▼
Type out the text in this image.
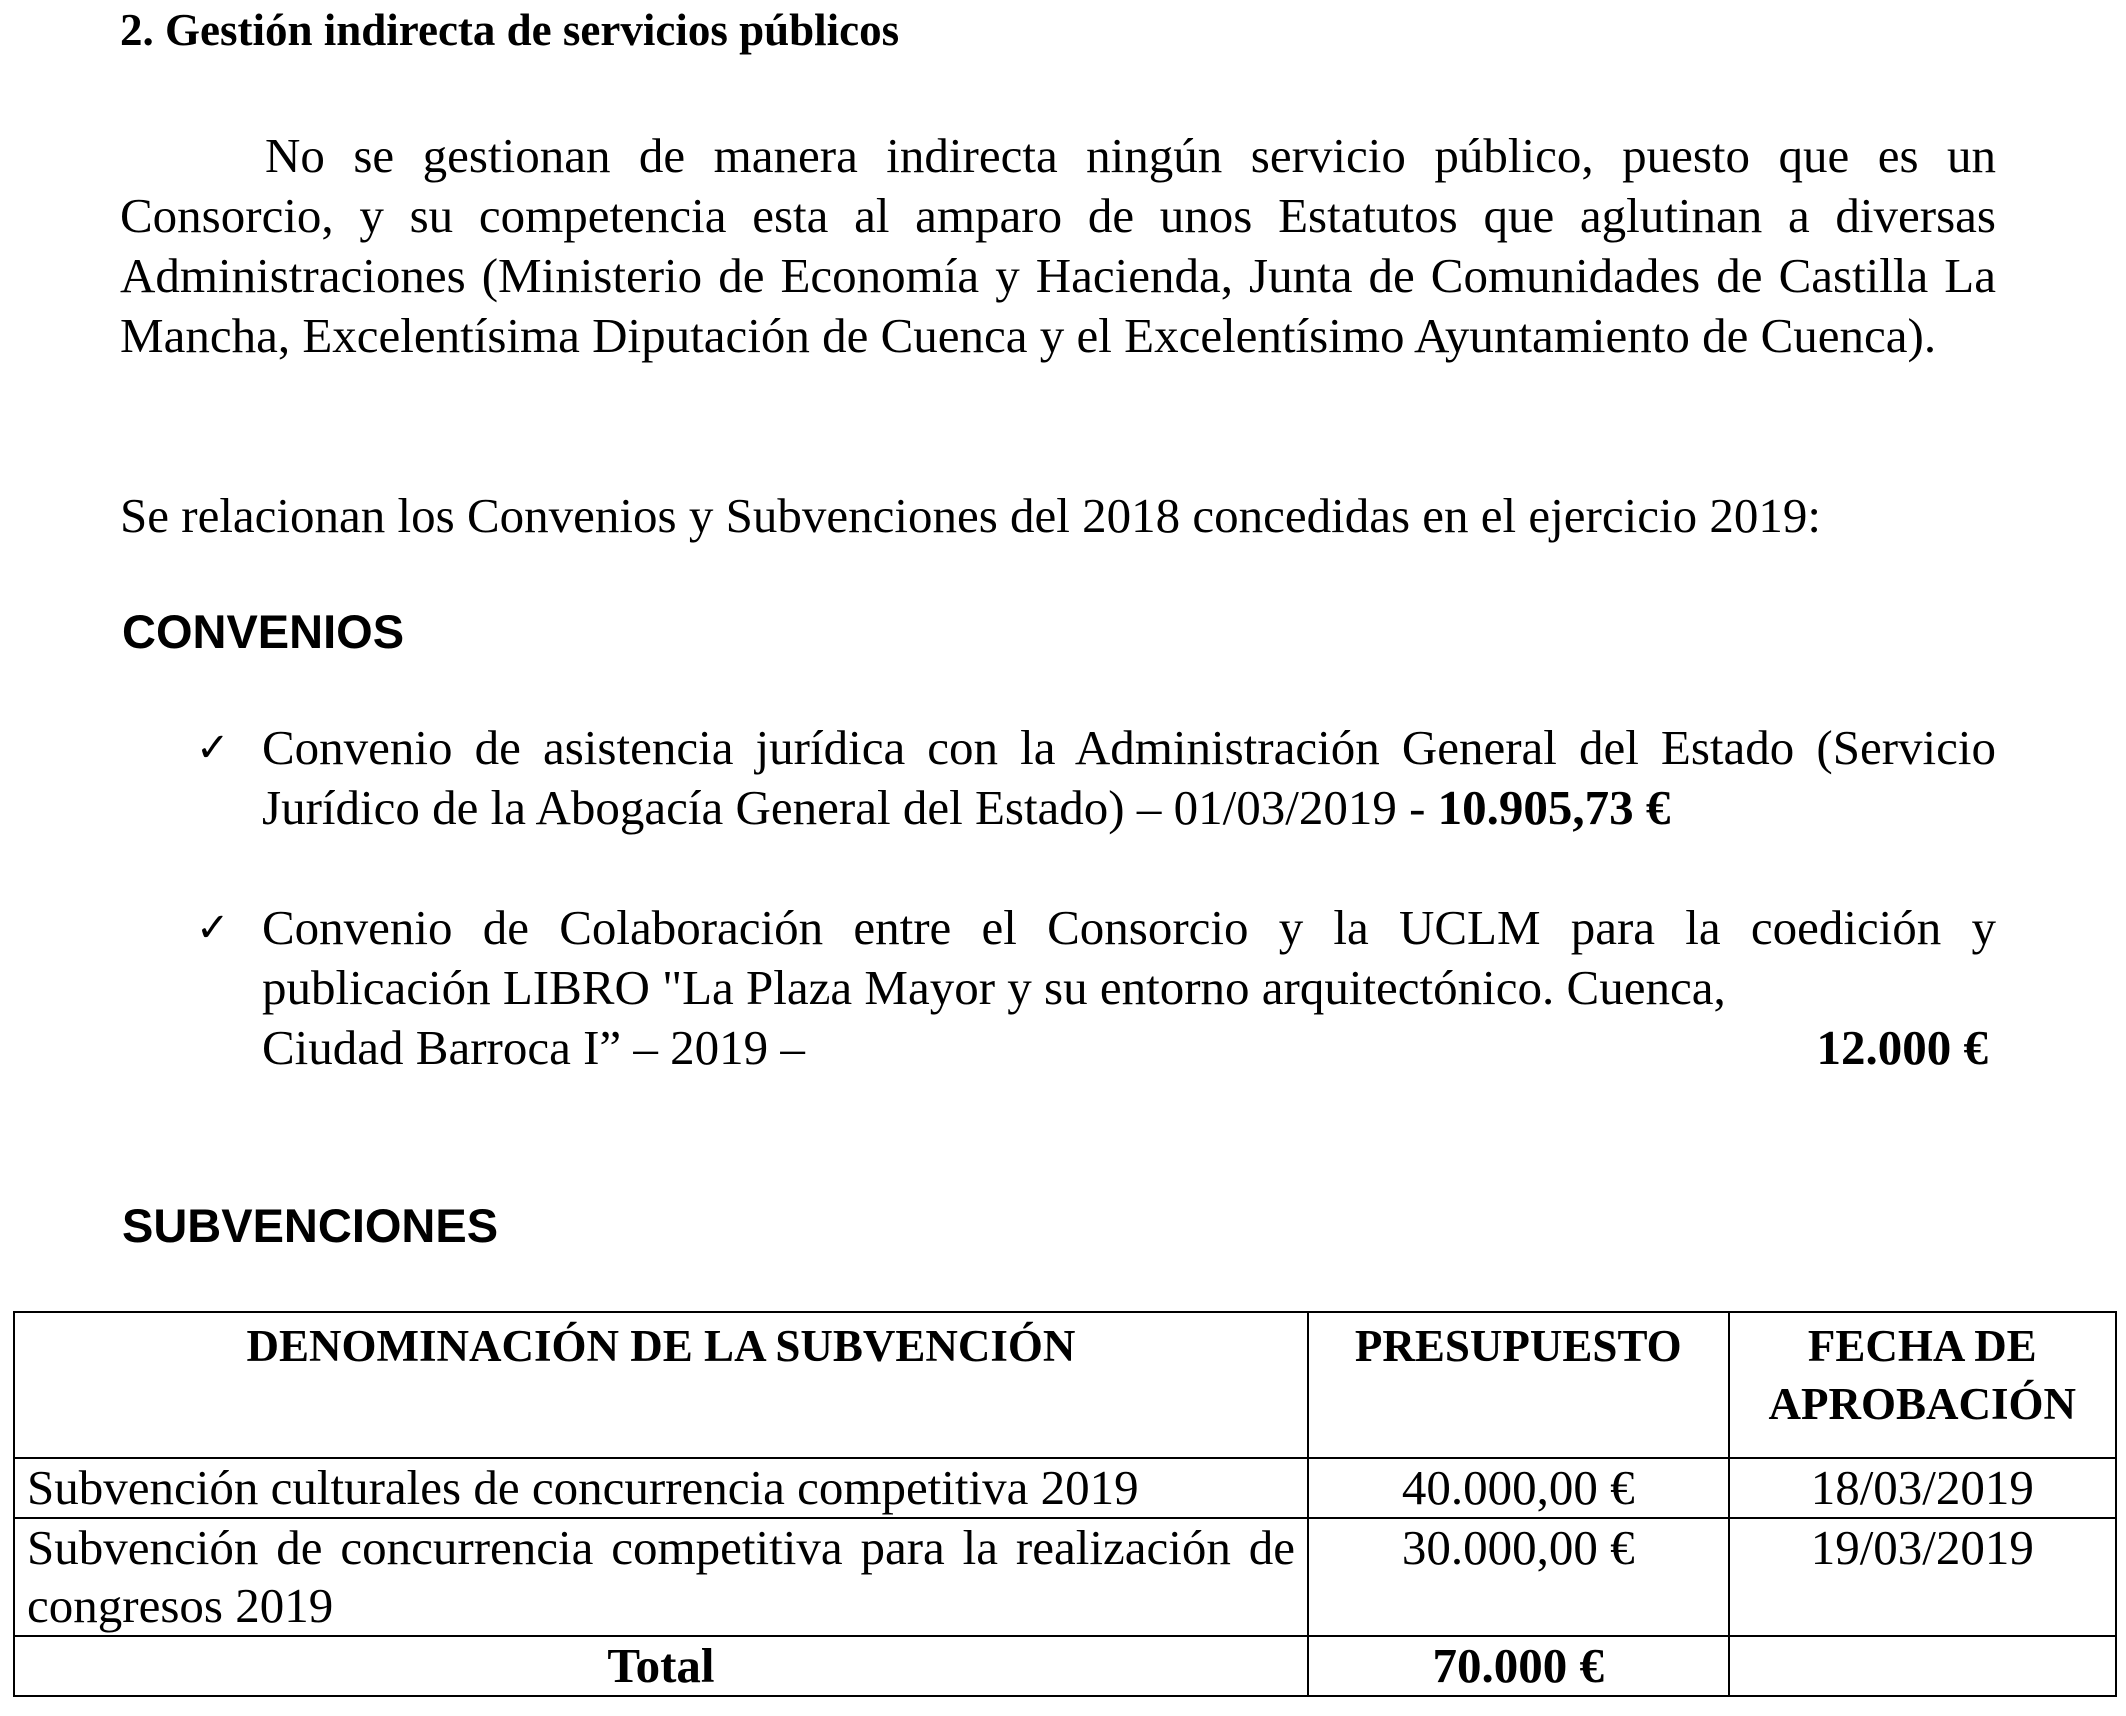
2. Gestión indirecta de servicios públicos

No se gestionan de manera indirecta ningún servicio público, puesto que es un Consorcio, y su competencia esta al amparo de unos Estatutos que aglutinan a diversas Administraciones (Ministerio de Economía y Hacienda, Junta de Comunidades de Castilla La Mancha, Excelentísima Diputación de Cuenca y el Excelentísimo Ayuntamiento de Cuenca).

Se relacionan los Convenios y Subvenciones del 2018 concedidas en el ejercicio 2019:

CONVENIOS
✓ Convenio de asistencia jurídica con la Administración General del Estado (Servicio Jurídico de la Abogacía General del Estado) – 01/03/2019 - 10.905,73 €
✓ Convenio de Colaboración entre el Consorcio y la UCLM para la coedición y publicación LIBRO "La Plaza Mayor y su entorno arquitectónico. Cuenca,
Ciudad Barroca I” – 2019 –	12.000 €
SUBVENCIONES
DENOMINACIÓN DE LA SUBVENCIÓN	PRESUPUESTO	FECHA DE APROBACIÓN
Subvención culturales de concurrencia competitiva 2019	40.000,00 €	18/03/2019
Subvención de concurrencia competitiva para la realización de congresos 2019	30.000,00 €	19/03/2019
Total	70.000 €	
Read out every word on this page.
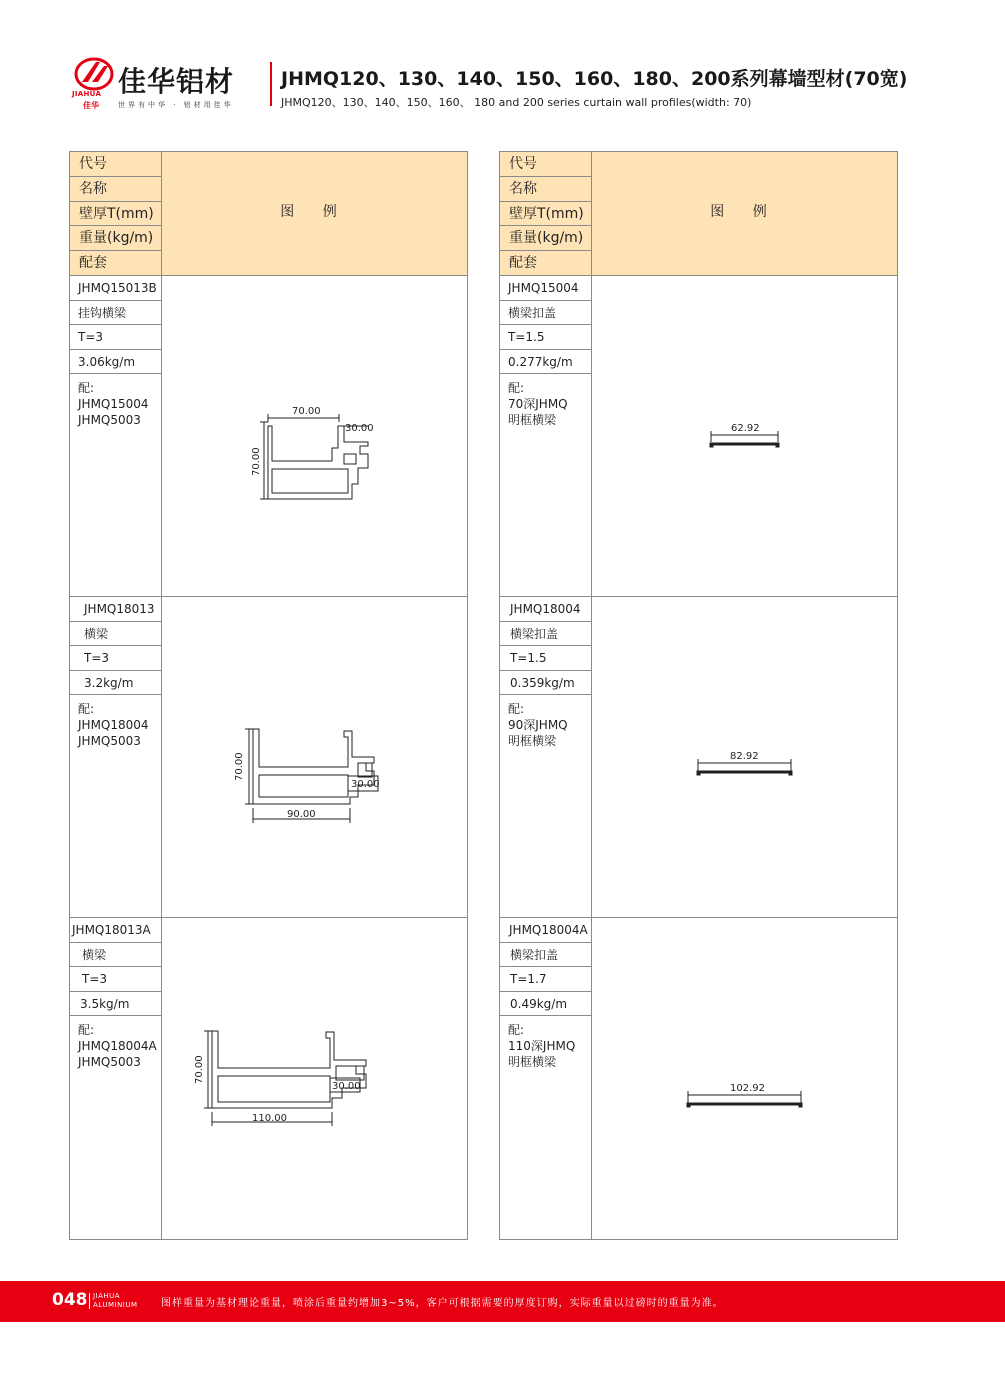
JIAHUA
佳华
佳华铝材
世界有中华 · 铝材用佳华
JHMQ120、130、140、150、160、180、200系列幕墙型材(70宽)
JHMQ120、130、140、150、160、 180 and 200 series curtain wall profiles(width: 70)
代号
名称
壁厚T(mm)
重量(kg/m)
配套
图 例
JHMQ15013B
挂钩横梁
T=3
3.06kg/m
配:
JHMQ15004
JHMQ5003
70.00
30.00
70.00
JHMQ18013
横梁
T=3
3.2kg/m
配:
JHMQ18004
JHMQ5003
90.00
30.00
70.00
JHMQ18013A
横梁
T=3
3.5kg/m
配:
JHMQ18004A
JHMQ5003
110.00
30.00
70.00
代号
名称
壁厚T(mm)
重量(kg/m)
配套
图 例
JHMQ15004
横梁扣盖
T=1.5
0.277kg/m
配:
70深JHMQ
明框横梁
62.92
JHMQ18004
横梁扣盖
T=1.5
0.359kg/m
配:
90深JHMQ
明框横梁
82.92
JHMQ18004A
横梁扣盖
T=1.7
0.49kg/m
配:
110深JHMQ
明框横梁
102.92
048 JIAHUA
ALUMINIUM 图样重量为基材理论重量，喷涂后重量约增加3~5%，客户可根据需要的厚度订购，实际重量以过磅时的重量为准。
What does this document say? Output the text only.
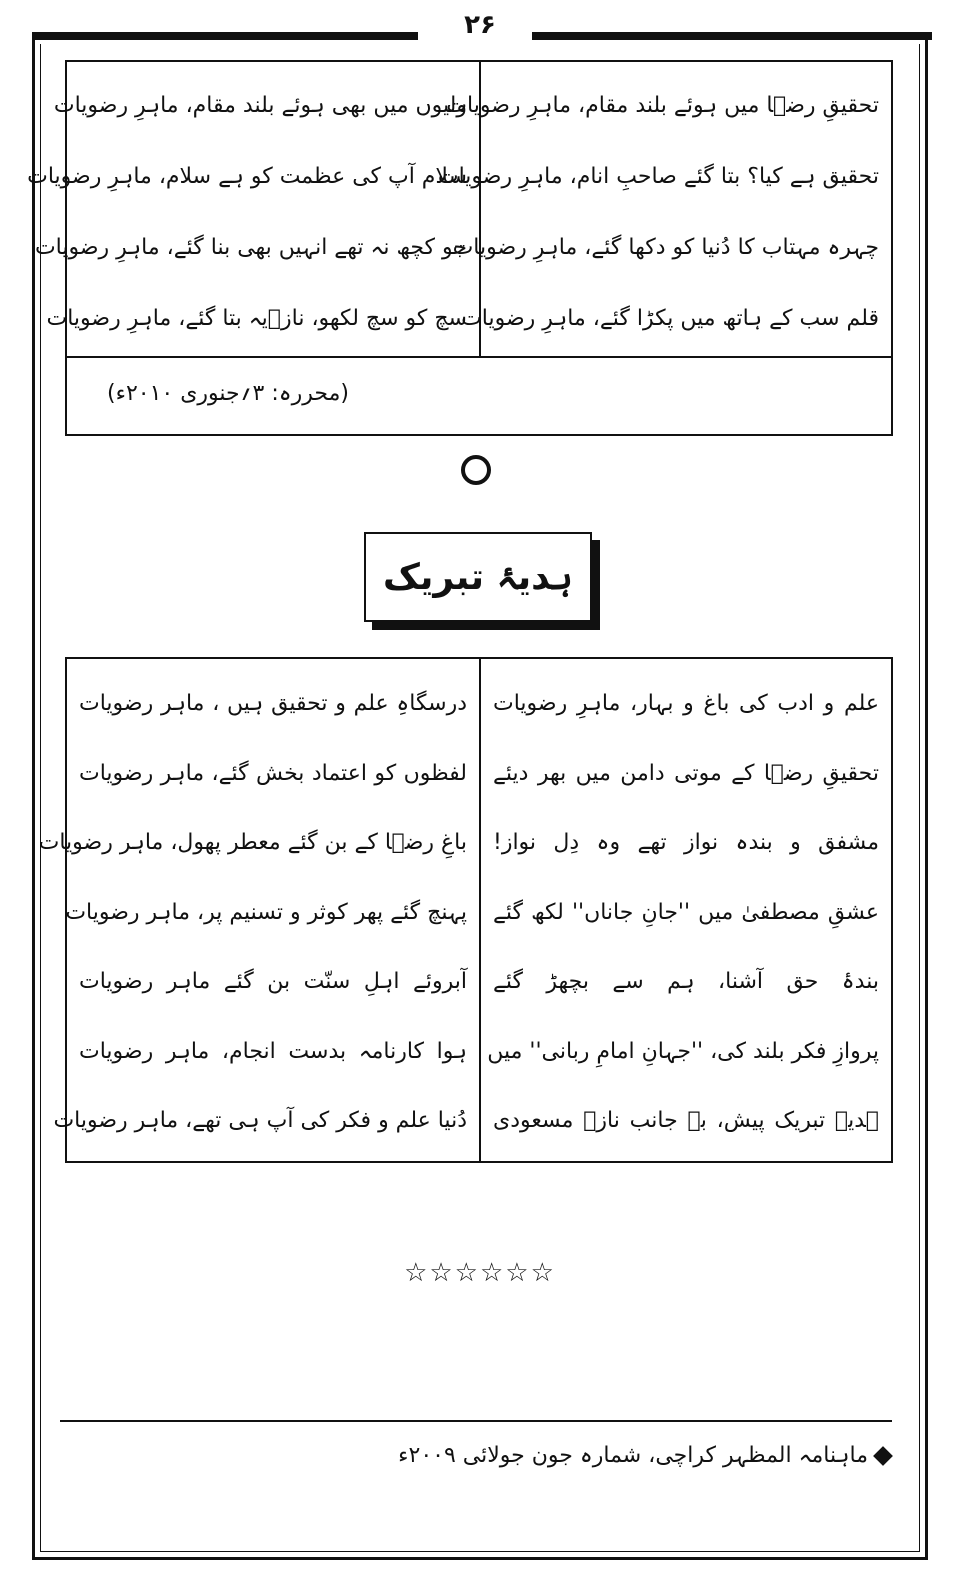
۲۶
تحقیقِ رضؔا میں ہوئے بلند مقام، ماہرِ رضویات
تحقیق ہے کیا؟ بتا گئے صاحبِ انام، ماہرِ رضویات
چہرہ مہتاب کا دُنیا کو دکھا گئے، ماہرِ رضویات
قلم سب کے ہاتھ میں پکڑا گئے، ماہرِ رضویات
ولیوں میں بھی ہوئے بلند مقام، ماہرِ رضویات
سلام آپ کی عظمت کو ہے سلام، ماہرِ رضویات
جو کچھ نہ تھے انہیں بھی بنا گئے، ماہرِ رضویات
سچ کو سچ لکھو، نازؔیہ بتا گئے، ماہرِ رضویات
(محررہ: ۳؍جنوری ۲۰۱۰ء)
ہدیۂ تبریک
علم و ادب کی باغ و بہار، ماہرِ رضویات
تحقیقِ رضؔا کے موتی دامن میں بھر دیئے
مشفق و بندہ نواز تھے وہ دِل نواز!
عشقِ مصطفیٰ میں ''جانِ جاناں'' لکھ گئے
بندۂ حق آشنا، ہم سے بچھڑ گئے
پروازِ فکر بلند کی، ''جہانِ امامِ ربانی'' میں
ہدیۂ تبریک پیش، بہ جانب نازؔ مسعودی
درسگاہِ علم و تحقیق ہیں ، ماہر رضویات
لفظوں کو اعتماد بخش گئے، ماہر رضویات
باغِ رضؔا کے بن گئے معطر پھول، ماہر رضویات
پہنچ گئے پھر کوثر و تسنیم پر، ماہر رضویات
آبروئے اہلِ سنّت بن گئے ماہر رضویات
ہوا کارنامہ بدست انجام، ماہر رضویات
دُنیا علم و فکر کی آپ ہی تھے، ماہر رضویات
☆☆☆☆☆☆
ماہنامہ المظہر کراچی، شمارہ جون جولائی ۲۰۰۹ء
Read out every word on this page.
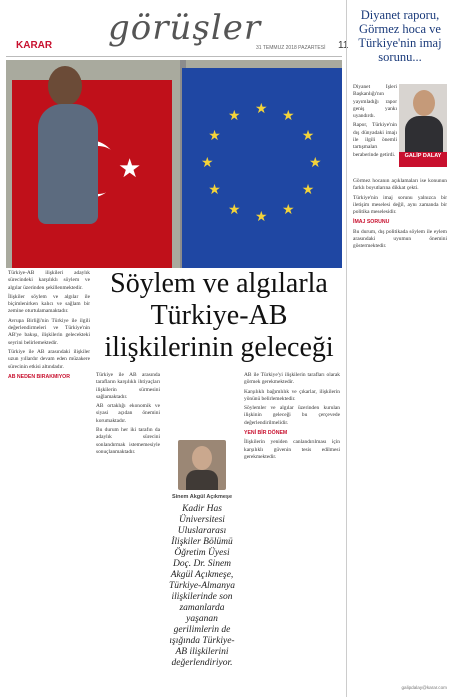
KARAR görüşler
31 TEMMUZ 2018 PAZARTESİ 11
★	★
★
★
★
★
★
★
★
★ ★ ★
★
Söylem ve algılarla
Türkiye-AB
ilişkilerinin geleceği

Türkiye-AB ilişkileri adaylık sürecindeki karşılıklı söylem ve algılar üzerinden şekillenmektedir.

İlişkiler söylem ve algılar ile biçimlenirken kalıcı ve sağlam bir zemine oturtulamamaktadır.

Avrupa Birliği'nin Türkiye ile ilgili değerlendirmeleri ve Türkiye'nin AB'ye bakışı, ilişkilerin gelecekteki seyrini belirlemektedir.

Türkiye ile AB arasındaki ilişkiler uzun yıllardır devam eden müzakere sürecinin etkisi altındadır.

AB NEDEN BIRAKMIYOR	Türkiye ile AB arasında tarafların karşılıklı ihtiyaçları ilişkilerin sürmesini sağlamaktadır.

AB ortaklığı ekonomik ve siyasi açıdan önemini korumaktadır.

Bu durum her iki tarafın da adaylık sürecini sonlandırmak istememesiyle sonuçlanmaktadır.

Sinem Akgül Açıkmeşe
Kadir Has Üniversitesi Uluslararası İlişkiler Bölümü Öğretim Üyesi Doç. Dr. Sinem Akgül Açıkmeşe, Türkiye-Almanya ilişkilerinde son zamanlarda yaşanan gerilimlerin de ışığında Türkiye-AB ilişkilerini değerlendiriyor.

AB ile Türkiye'yi ilişkilerin tarafları olarak görmek gerekmektedir.

Karşılıklı bağımlılık ve çıkarlar, ilişkilerin yönünü belirlemektedir.

Söylemler ve algılar üzerinden kurulan ilişkinin geleceği bu çerçevede değerlendirilmelidir.

YENİ BİR DÖNEM

İlişkilerin yeniden canlandırılması için karşılıklı güvenin tesis edilmesi gerekmektedir.

Diyanet raporu, Görmez hoca ve Türkiye'nin imaj sorunu...

Diyanet İşleri Başkanlığı'nın yayımladığı rapor geniş yankı uyandırdı.

Rapor, Türkiye'nin dış dünyadaki imajı ile ilgili önemli tartışmaları beraberinde getirdi.	GALİP DALAY

Görmez hocanın açıklamaları ise konunun farklı boyutlarına dikkat çekti.

Türkiye'nin imaj sorunu yalnızca bir iletişim meselesi değil, aynı zamanda bir politika meselesidir.

İMAJ SORUNU

Bu durum, dış politikada söylem ile eylem arasındaki uyumun önemini göstermektedir.

galipdalay@karar.com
▲
• [Given request]
Filter the entries down to the lines containing "بلند". Copy each of those lines.

• [Result for this exercise]
تحقیقِ رضؔا میں ہوئے بلند مقام، ماہرِ رضویات
ولیوں میں بھی ہوئے بلند مقام، ماہرِ رضویات
پروازِ فکر بلند کی، ''جہانِ امامِ ربانی'' میں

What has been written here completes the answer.